→ **Stored data**
====
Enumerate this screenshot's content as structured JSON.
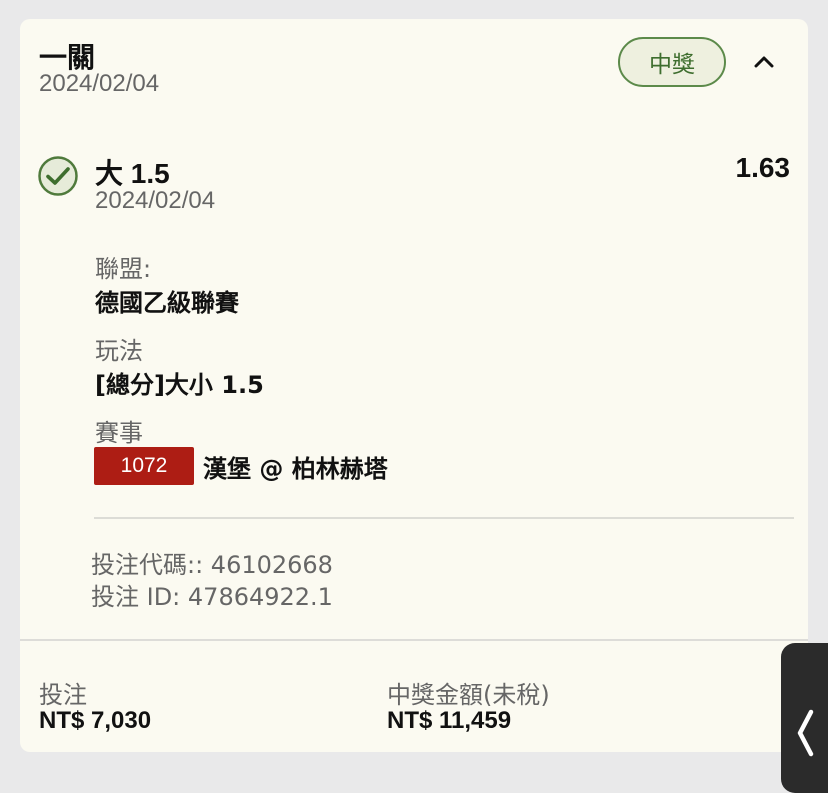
{
  "bet": {
    "type_title": "一關",
    "date": "2024/02/04",
    "status_badge": "中獎",
    "collapse_icon": "chevron-up-icon"
  },
  "selection": {
    "status_icon": "check-circle-icon",
    "name": "大 1.5",
    "date": "2024/02/04",
    "odds": "1.63",
    "league_label": "聯盟:",
    "league_value": "德國乙級聯賽",
    "market_label": "玩法",
    "market_value": "[總分]大小 1.5",
    "event_label": "賽事",
    "event_code": "1072",
    "event_name": "漢堡 @ 柏林赫塔"
  },
  "meta": {
    "bet_code": "投注代碼:: 46102668",
    "bet_id": "投注 ID: 47864922.1"
  },
  "footer": {
    "stake_label": "投注",
    "stake_value": "NT$ 7,030",
    "payout_label": "中獎金額(未稅)",
    "payout_value": "NT$ 11,459"
  },
  "side_tab": {
    "icon": "chevron-left-icon"
  },
  "colors": {
    "card_bg": "#fbfaf1",
    "win_green": "#4f7a3c",
    "event_red": "#ad1d14",
    "page_bg": "#e9e9ea"
  }
}
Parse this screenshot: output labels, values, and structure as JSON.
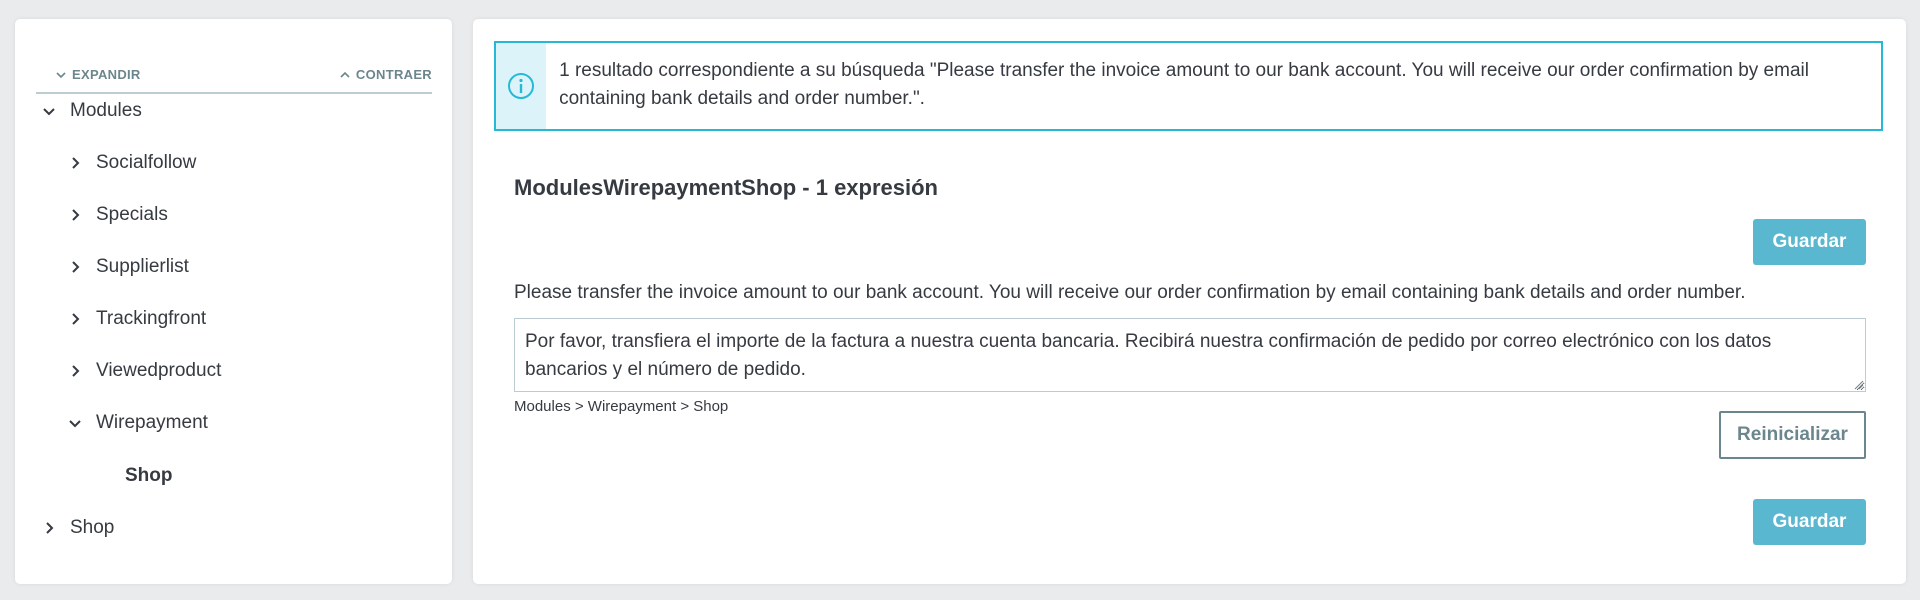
{
  "sidebar": {
    "expand_label": "EXPANDIR",
    "collapse_label": "CONTRAER",
    "tree": [
      {
        "label": "Modules",
        "state": "expanded"
      },
      {
        "label": "Socialfollow",
        "state": "collapsed"
      },
      {
        "label": "Specials",
        "state": "collapsed"
      },
      {
        "label": "Supplierlist",
        "state": "collapsed"
      },
      {
        "label": "Trackingfront",
        "state": "collapsed"
      },
      {
        "label": "Viewedproduct",
        "state": "collapsed"
      },
      {
        "label": "Wirepayment",
        "state": "expanded"
      },
      {
        "label": "Shop",
        "state": "selected"
      },
      {
        "label": "Shop",
        "state": "collapsed"
      }
    ]
  },
  "alert": {
    "icon": "info-icon",
    "message": "1 resultado correspondiente a su búsqueda \"Please transfer the invoice amount to our bank account. You will receive our order confirmation by email containing bank details and order number.\"."
  },
  "main": {
    "section_title": "ModulesWirepaymentShop - 1 expresión",
    "save_label": "Guardar",
    "source_text": "Please transfer the invoice amount to our bank account. You will receive our order confirmation by email containing bank details and order number.",
    "translation_value": "Por favor, transfiera el importe de la factura a nuestra cuenta bancaria. Recibirá nuestra confirmación de pedido por correo electrónico con los datos bancarios y el número de pedido.",
    "breadcrumb": "Modules > Wirepayment > Shop",
    "reset_label": "Reinicializar"
  },
  "colors": {
    "accent": "#25b9d7",
    "primary_button": "#5ab7d0",
    "alert_icon_bg": "#dcf4f9",
    "muted": "#6c868e"
  }
}
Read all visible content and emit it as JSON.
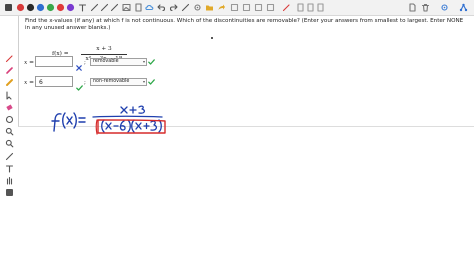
====
→ **WHAT NEEDS TO BE DONE**
Across the entries, how many lines hold the word "will"? Say only the number.

→ **RESULT OF THE EXERCISE**
2